- **THE PROBLEM**
Reproduce all entries word for word.

- **MATERIAL PROVIDED**
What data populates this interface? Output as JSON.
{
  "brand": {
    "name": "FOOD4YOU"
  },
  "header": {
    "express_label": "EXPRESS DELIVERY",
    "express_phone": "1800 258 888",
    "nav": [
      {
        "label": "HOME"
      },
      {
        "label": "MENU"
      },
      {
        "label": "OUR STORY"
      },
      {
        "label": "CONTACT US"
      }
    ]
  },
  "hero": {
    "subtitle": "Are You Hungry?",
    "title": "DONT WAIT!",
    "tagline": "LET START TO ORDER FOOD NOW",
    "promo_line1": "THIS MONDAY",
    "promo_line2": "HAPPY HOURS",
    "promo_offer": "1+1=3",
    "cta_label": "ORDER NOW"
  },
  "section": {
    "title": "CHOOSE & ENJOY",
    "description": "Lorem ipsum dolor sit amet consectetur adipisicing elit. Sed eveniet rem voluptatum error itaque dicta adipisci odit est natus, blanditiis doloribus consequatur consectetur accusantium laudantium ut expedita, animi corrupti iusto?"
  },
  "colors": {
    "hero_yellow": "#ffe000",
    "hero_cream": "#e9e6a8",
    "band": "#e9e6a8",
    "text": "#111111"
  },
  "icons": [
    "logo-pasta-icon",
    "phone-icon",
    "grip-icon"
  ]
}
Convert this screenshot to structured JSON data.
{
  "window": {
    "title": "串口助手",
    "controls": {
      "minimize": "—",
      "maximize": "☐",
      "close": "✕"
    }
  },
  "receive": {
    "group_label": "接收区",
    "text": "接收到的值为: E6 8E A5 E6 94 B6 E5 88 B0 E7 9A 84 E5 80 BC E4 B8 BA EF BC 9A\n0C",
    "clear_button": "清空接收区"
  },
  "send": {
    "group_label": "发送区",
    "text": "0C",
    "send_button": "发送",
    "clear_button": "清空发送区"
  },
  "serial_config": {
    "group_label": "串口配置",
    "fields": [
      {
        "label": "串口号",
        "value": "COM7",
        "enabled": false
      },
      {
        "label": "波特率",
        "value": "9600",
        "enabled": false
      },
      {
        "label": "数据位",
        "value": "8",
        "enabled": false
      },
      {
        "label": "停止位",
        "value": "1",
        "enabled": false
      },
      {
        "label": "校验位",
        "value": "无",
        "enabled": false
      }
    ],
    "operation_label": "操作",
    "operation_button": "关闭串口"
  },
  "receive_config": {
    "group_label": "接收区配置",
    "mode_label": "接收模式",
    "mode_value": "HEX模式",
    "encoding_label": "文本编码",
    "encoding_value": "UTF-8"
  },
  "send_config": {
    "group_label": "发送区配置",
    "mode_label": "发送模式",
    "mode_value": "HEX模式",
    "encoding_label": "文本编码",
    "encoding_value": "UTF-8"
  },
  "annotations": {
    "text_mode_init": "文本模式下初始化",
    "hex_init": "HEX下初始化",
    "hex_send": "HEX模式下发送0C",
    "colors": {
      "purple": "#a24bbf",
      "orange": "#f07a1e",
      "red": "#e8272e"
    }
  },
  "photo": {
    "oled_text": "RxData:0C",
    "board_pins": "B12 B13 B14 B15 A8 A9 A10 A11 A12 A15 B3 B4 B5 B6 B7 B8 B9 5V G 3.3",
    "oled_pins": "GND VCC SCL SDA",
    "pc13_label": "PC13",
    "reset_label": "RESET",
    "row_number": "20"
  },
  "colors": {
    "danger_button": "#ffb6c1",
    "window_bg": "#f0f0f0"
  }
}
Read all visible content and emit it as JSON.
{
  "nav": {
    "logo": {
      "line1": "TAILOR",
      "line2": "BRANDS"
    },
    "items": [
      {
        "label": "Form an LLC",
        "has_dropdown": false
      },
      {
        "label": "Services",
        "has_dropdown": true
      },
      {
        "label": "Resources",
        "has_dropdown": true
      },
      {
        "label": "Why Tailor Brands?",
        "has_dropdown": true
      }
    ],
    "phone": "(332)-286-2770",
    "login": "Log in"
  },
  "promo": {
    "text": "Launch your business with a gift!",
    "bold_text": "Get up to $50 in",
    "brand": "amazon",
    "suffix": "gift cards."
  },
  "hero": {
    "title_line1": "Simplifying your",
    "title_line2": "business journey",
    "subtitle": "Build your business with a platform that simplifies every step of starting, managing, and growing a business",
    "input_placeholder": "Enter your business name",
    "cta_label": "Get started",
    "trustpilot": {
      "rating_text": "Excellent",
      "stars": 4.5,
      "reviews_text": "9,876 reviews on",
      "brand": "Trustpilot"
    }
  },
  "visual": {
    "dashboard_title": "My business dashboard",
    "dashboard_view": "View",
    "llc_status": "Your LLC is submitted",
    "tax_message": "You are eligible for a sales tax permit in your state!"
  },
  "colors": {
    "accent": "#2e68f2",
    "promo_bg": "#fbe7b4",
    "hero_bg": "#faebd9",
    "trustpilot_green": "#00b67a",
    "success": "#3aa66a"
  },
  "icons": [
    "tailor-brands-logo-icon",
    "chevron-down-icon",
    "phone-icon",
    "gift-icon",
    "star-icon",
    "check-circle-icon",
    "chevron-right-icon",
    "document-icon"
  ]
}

- **REPLY TO THE TASK**
What data populates this interface? Output as JSON.
{
  "brand": {
    "name": "FOOD4YOU"
  },
  "header": {
    "express_label": "EXPRESS DELIVERY",
    "express_phone": "1800 258 888",
    "nav": [
      {
        "label": "HOME"
      },
      {
        "label": "MENU"
      },
      {
        "label": "OUR STORY"
      },
      {
        "label": "CONTACT US"
      }
    ]
  },
  "hero": {
    "subtitle": "Are You Hungry?",
    "title": "DONT WAIT!",
    "tagline": "LET START TO ORDER FOOD NOW",
    "promo_line1": "THIS MONDAY",
    "promo_line2": "HAPPY HOURS",
    "promo_offer": "1+1=3",
    "cta_label": "ORDER NOW"
  },
  "section": {
    "title": "CHOOSE & ENJOY",
    "description": "Lorem ipsum dolor sit amet consectetur adipisicing elit. Sed eveniet rem voluptatum error itaque dicta adipisci odit est natus, blanditiis doloribus consequatur consectetur accusantium laudantium ut expedita, animi corrupti iusto?"
  },
  "colors": {
    "hero_yellow": "#ffe000",
    "hero_cream": "#e9e6a8",
    "band": "#e9e6a8",
    "text": "#111111"
  },
  "icons": [
    "logo-pasta-icon",
    "phone-icon",
    "grip-icon"
  ]
}
Convert this screenshot to structured JSON data.
{
  "window": {
    "title": "串口助手",
    "controls": {
      "minimize": "—",
      "maximize": "☐",
      "close": "✕"
    }
  },
  "receive": {
    "group_label": "接收区",
    "text": "接收到的值为: E6 8E A5 E6 94 B6 E5 88 B0 E7 9A 84 E5 80 BC E4 B8 BA EF BC 9A\n0C",
    "clear_button": "清空接收区"
  },
  "send": {
    "group_label": "发送区",
    "text": "0C",
    "send_button": "发送",
    "clear_button": "清空发送区"
  },
  "serial_config": {
    "group_label": "串口配置",
    "fields": [
      {
        "label": "串口号",
        "value": "COM7",
        "enabled": false
      },
      {
        "label": "波特率",
        "value": "9600",
        "enabled": false
      },
      {
        "label": "数据位",
        "value": "8",
        "enabled": false
      },
      {
        "label": "停止位",
        "value": "1",
        "enabled": false
      },
      {
        "label": "校验位",
        "value": "无",
        "enabled": false
      }
    ],
    "operation_label": "操作",
    "operation_button": "关闭串口"
  },
  "receive_config": {
    "group_label": "接收区配置",
    "mode_label": "接收模式",
    "mode_value": "HEX模式",
    "encoding_label": "文本编码",
    "encoding_value": "UTF-8"
  },
  "send_config": {
    "group_label": "发送区配置",
    "mode_label": "发送模式",
    "mode_value": "HEX模式",
    "encoding_label": "文本编码",
    "encoding_value": "UTF-8"
  },
  "annotations": {
    "text_mode_init": "文本模式下初始化",
    "hex_init": "HEX下初始化",
    "hex_send": "HEX模式下发送0C",
    "colors": {
      "purple": "#a24bbf",
      "orange": "#f07a1e",
      "red": "#e8272e"
    }
  },
  "photo": {
    "oled_text": "RxData:0C",
    "board_pins": "B12 B13 B14 B15 A8 A9 A10 A11 A12 A15 B3 B4 B5 B6 B7 B8 B9 5V G 3.3",
    "oled_pins": "GND VCC SCL SDA",
    "pc13_label": "PC13",
    "reset_label": "RESET",
    "row_number": "20"
  },
  "colors": {
    "danger_button": "#ffb6c1",
    "window_bg": "#f0f0f0"
  }
}
Read all visible content and emit it as JSON.
{
  "nav": {
    "logo": {
      "line1": "TAILOR",
      "line2": "BRANDS"
    },
    "items": [
      {
        "label": "Form an LLC",
        "has_dropdown": false
      },
      {
        "label": "Services",
        "has_dropdown": true
      },
      {
        "label": "Resources",
        "has_dropdown": true
      },
      {
        "label": "Why Tailor Brands?",
        "has_dropdown": true
      }
    ],
    "phone": "(332)-286-2770",
    "login": "Log in"
  },
  "promo": {
    "text": "Launch your business with a gift!",
    "bold_text": "Get up to $50 in",
    "brand": "amazon",
    "suffix": "gift cards."
  },
  "hero": {
    "title_line1": "Simplifying your",
    "title_line2": "business journey",
    "subtitle": "Build your business with a platform that simplifies every step of starting, managing, and growing a business",
    "input_placeholder": "Enter your business name",
    "cta_label": "Get started",
    "trustpilot": {
      "rating_text": "Excellent",
      "stars": 4.5,
      "reviews_text": "9,876 reviews on",
      "brand": "Trustpilot"
    }
  },
  "visual": {
    "dashboard_title": "My business dashboard",
    "dashboard_view": "View",
    "llc_status": "Your LLC is submitted",
    "tax_message": "You are eligible for a sales tax permit in your state!"
  },
  "colors": {
    "accent": "#2e68f2",
    "promo_bg": "#fbe7b4",
    "hero_bg": "#faebd9",
    "trustpilot_green": "#00b67a",
    "success": "#3aa66a"
  },
  "icons": [
    "tailor-brands-logo-icon",
    "chevron-down-icon",
    "phone-icon",
    "gift-icon",
    "star-icon",
    "check-circle-icon",
    "chevron-right-icon",
    "document-icon"
  ]
}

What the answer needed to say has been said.